WHAT IS BEING ASKED.
Whenever a line contains the string "Thrones", copy it out of the entries.

====== RECORDS TO USE ======

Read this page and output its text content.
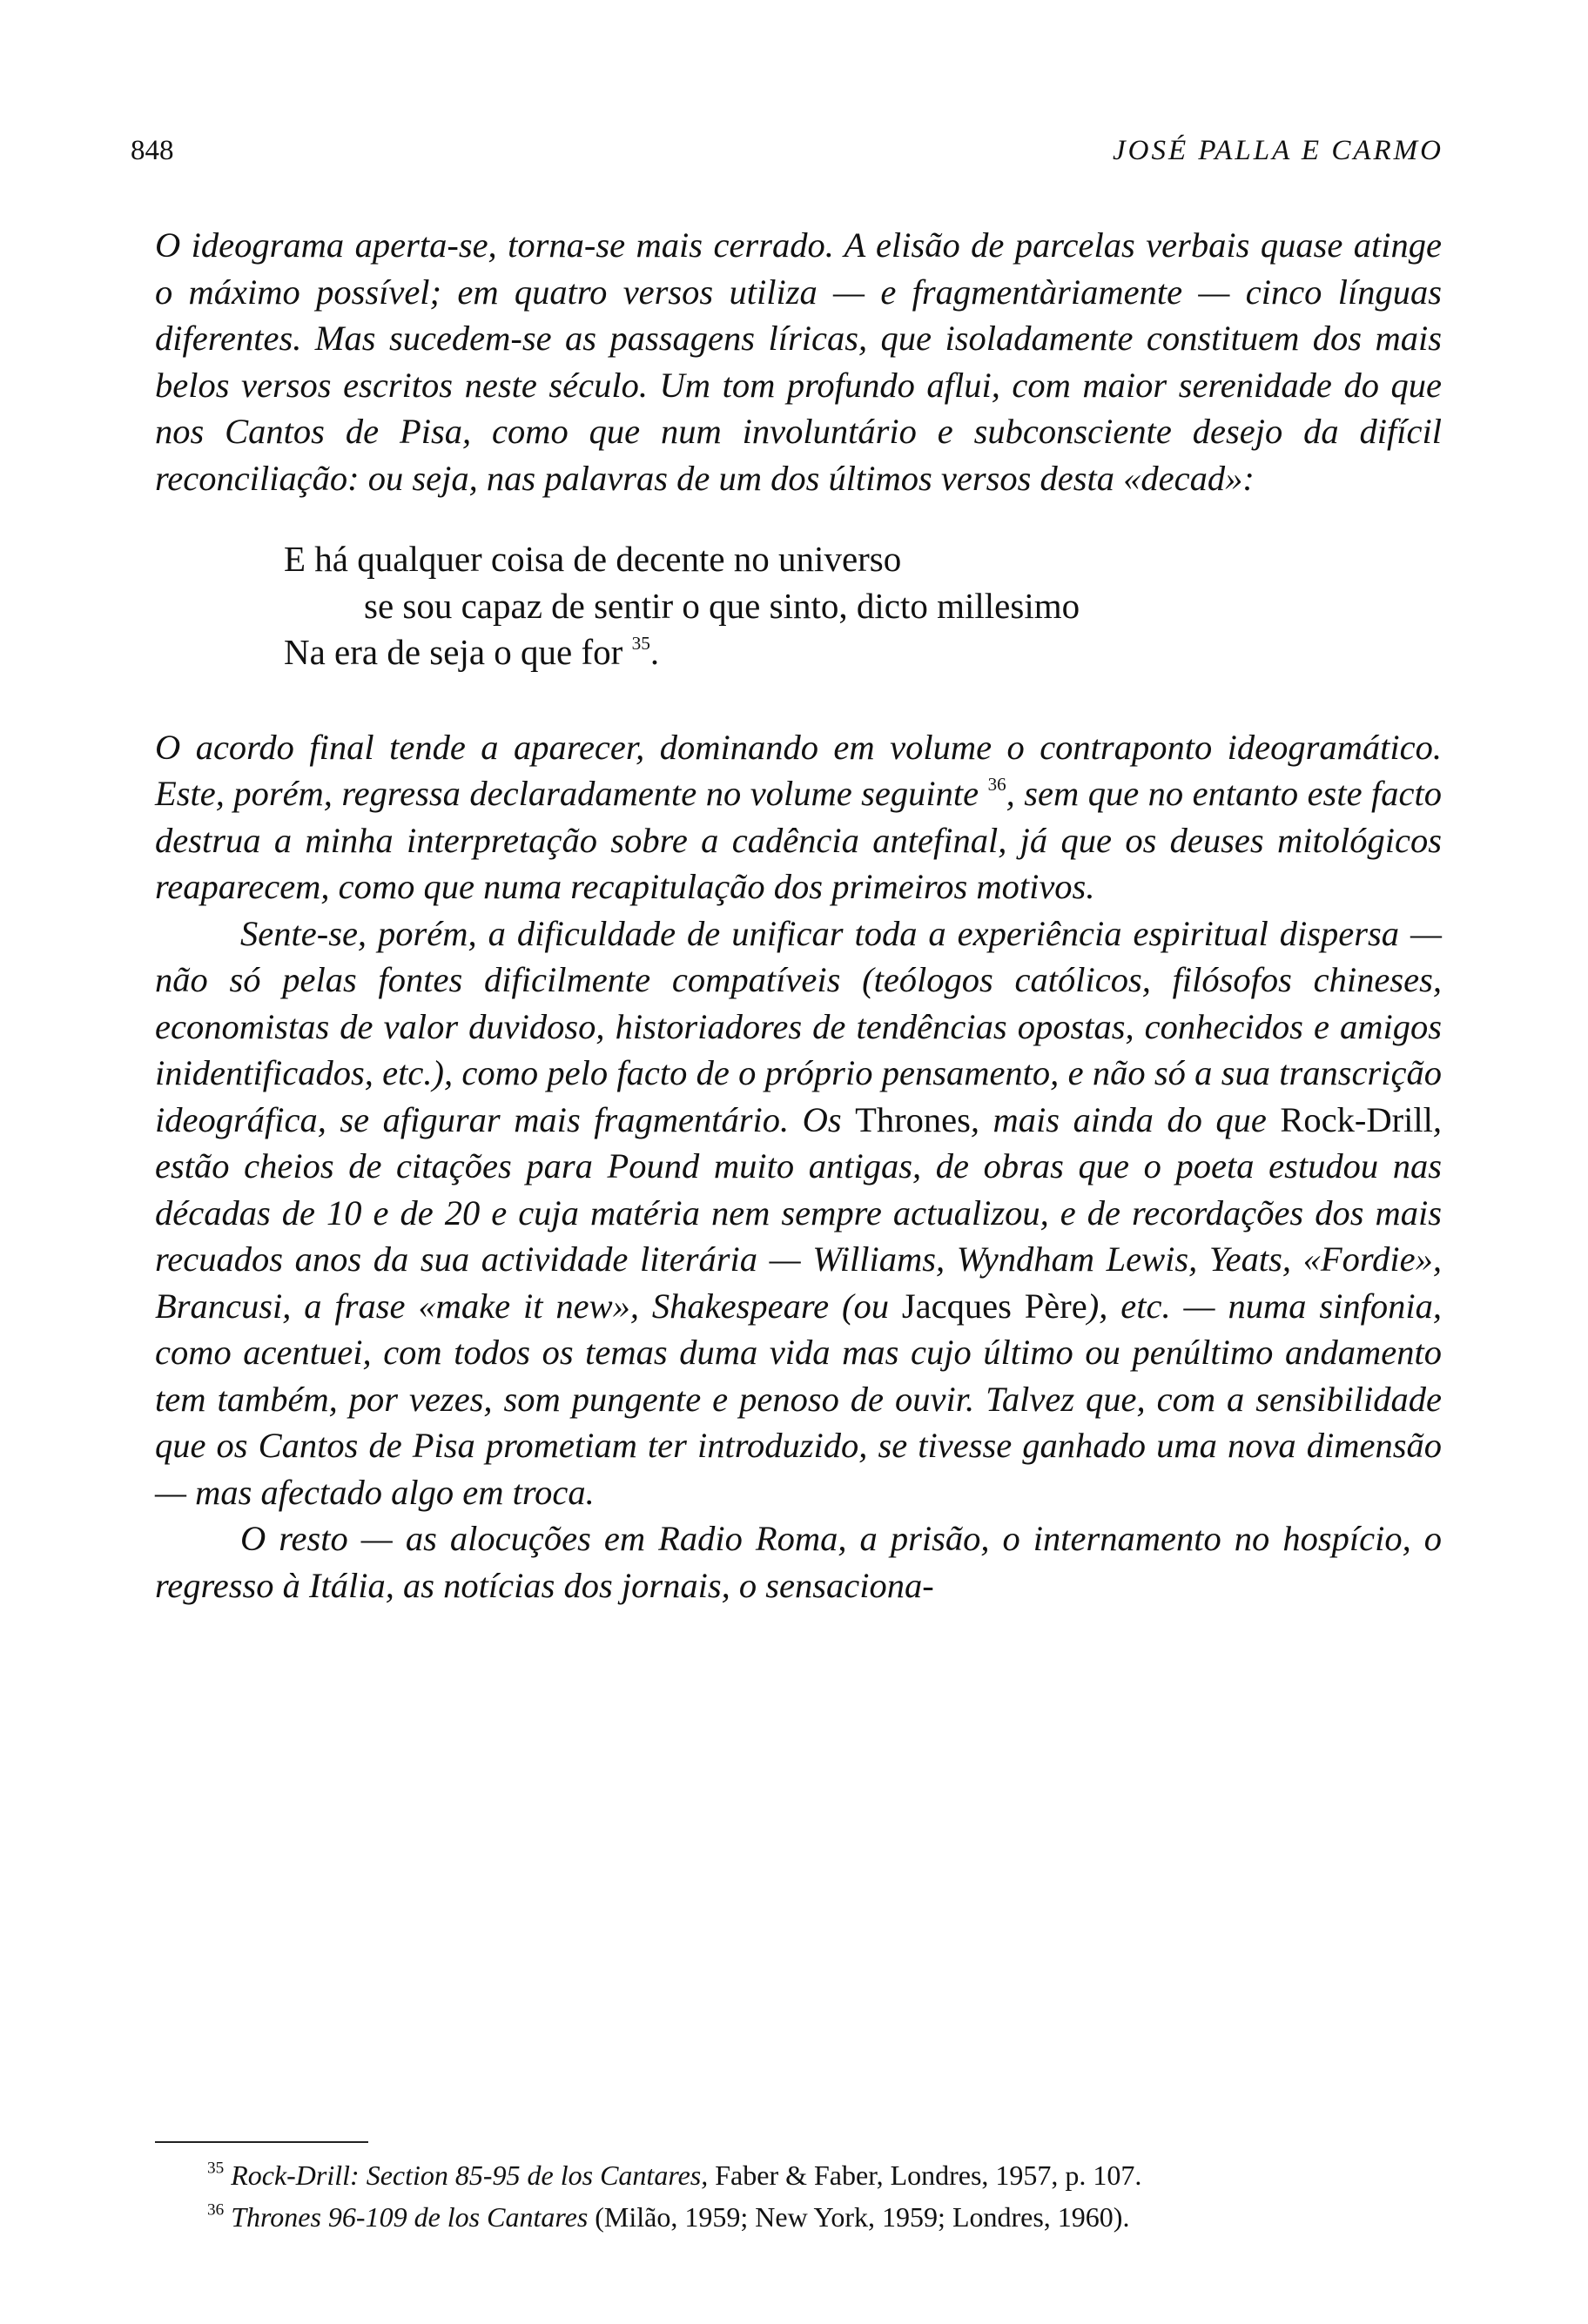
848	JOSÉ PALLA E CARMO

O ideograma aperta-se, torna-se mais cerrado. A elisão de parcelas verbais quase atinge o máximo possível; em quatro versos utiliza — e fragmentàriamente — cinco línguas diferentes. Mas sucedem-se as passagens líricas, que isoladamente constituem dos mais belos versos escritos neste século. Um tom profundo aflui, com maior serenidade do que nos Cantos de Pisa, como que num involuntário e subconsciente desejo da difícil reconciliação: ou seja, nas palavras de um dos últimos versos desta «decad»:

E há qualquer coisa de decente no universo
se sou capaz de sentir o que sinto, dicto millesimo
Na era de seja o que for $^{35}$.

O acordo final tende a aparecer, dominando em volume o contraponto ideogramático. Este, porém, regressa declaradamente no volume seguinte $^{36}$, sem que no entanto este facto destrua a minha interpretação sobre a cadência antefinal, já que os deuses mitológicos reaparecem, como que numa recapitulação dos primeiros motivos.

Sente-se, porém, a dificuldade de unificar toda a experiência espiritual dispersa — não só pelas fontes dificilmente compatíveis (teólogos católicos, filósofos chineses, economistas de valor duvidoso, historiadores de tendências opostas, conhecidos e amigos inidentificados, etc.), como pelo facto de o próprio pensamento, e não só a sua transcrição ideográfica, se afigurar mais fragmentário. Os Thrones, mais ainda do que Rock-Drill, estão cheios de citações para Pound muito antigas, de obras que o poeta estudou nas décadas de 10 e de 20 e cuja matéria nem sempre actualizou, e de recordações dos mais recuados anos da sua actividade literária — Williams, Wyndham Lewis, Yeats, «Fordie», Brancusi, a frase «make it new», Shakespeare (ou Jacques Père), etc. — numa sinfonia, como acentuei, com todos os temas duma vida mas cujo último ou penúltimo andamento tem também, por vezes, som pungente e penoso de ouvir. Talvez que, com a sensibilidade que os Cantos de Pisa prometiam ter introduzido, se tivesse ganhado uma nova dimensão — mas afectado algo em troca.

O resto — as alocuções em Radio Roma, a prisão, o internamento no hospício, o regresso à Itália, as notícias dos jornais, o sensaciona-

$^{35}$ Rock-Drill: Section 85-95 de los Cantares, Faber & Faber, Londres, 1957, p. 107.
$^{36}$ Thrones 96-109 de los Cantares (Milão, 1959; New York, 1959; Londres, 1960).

======
====== RECORDS TO USE ======

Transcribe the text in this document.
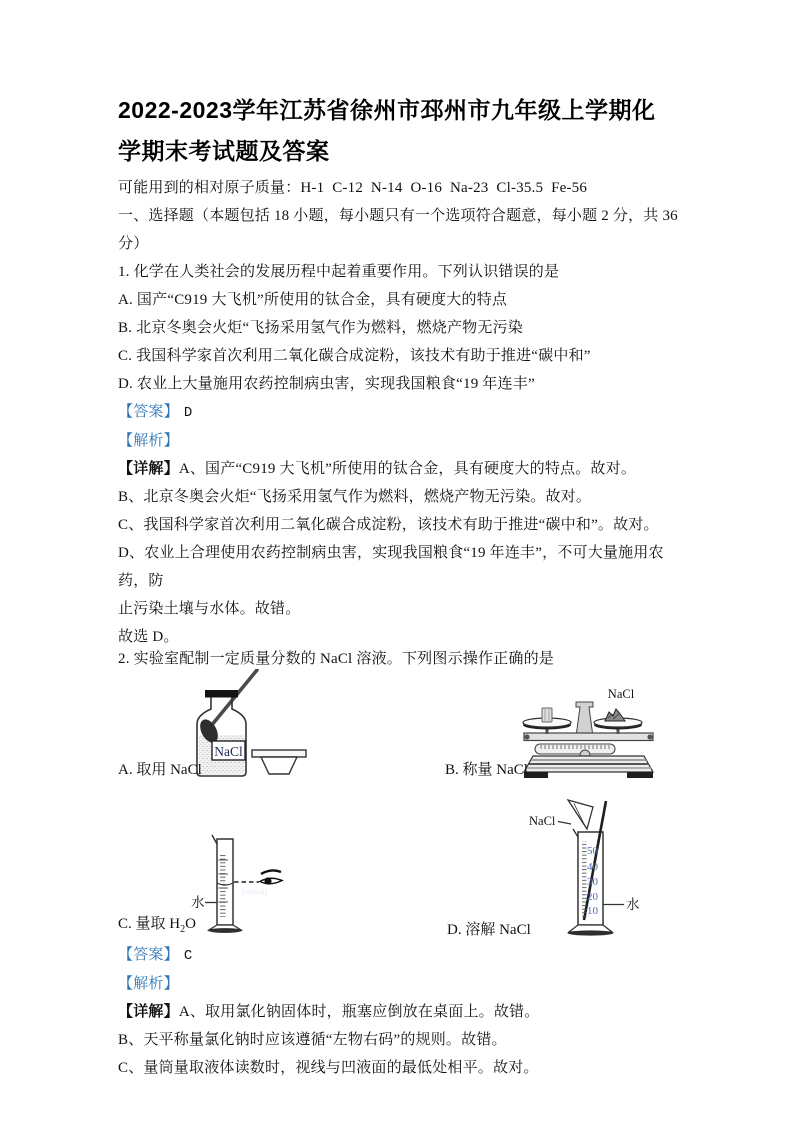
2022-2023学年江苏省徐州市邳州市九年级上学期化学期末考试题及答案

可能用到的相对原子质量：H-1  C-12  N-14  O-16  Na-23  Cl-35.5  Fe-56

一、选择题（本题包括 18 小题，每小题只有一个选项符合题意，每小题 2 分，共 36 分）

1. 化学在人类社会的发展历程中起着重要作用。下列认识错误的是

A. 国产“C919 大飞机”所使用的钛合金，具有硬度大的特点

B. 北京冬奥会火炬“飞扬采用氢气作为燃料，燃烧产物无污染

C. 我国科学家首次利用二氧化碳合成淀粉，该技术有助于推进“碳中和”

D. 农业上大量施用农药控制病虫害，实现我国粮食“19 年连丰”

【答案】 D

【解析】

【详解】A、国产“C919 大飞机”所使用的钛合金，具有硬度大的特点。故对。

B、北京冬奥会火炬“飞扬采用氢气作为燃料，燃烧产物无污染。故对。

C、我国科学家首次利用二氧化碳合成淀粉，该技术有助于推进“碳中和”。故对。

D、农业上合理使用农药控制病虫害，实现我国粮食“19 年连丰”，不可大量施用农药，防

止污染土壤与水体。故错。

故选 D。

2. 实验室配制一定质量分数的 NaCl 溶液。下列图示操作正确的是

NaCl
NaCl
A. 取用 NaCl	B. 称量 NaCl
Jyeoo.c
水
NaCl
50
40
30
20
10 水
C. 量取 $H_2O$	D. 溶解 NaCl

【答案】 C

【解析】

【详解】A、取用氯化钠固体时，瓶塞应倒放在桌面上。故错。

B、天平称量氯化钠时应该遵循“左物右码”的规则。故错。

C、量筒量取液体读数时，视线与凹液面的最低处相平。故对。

======

RESPONSE.
Sente-se, porém, a dificuldade de unificar toda a experiência espiritual dispersa — não só pelas fontes dificilmente compatíveis (teólogos católicos, filósofos chineses, economistas de valor duvidoso, historiadores de tendências opostas, conhecidos e amigos inidentificados, etc.), como pelo facto de o próprio pensamento, e não só a sua transcrição ideográfica, se afigurar mais fragmentário. Os Thrones, mais ainda do que Rock-Drill, estão cheios de citações para Pound muito antigas, de obras que o poeta estudou nas décadas de 10 e de 20 e cuja matéria nem sempre actualizou, e de recordações dos mais recuados anos da sua actividade literária — Williams, Wyndham Lewis, Yeats, «Fordie», Brancusi, a frase «make it new», Shakespeare (ou Jacques Père), etc. — numa sinfonia, como acentuei, com todos os temas duma vida mas cujo último ou penúltimo andamento tem também, por vezes, som pungente e penoso de ouvir. Talvez que, com a sensibilidade que os Cantos de Pisa prometiam ter introduzido, se tivesse ganhado uma nova dimensão — mas afectado algo em troca.
$^{36}$ Thrones 96-109 de los Cantares (Milão, 1959; New York, 1959; Londres, 1960).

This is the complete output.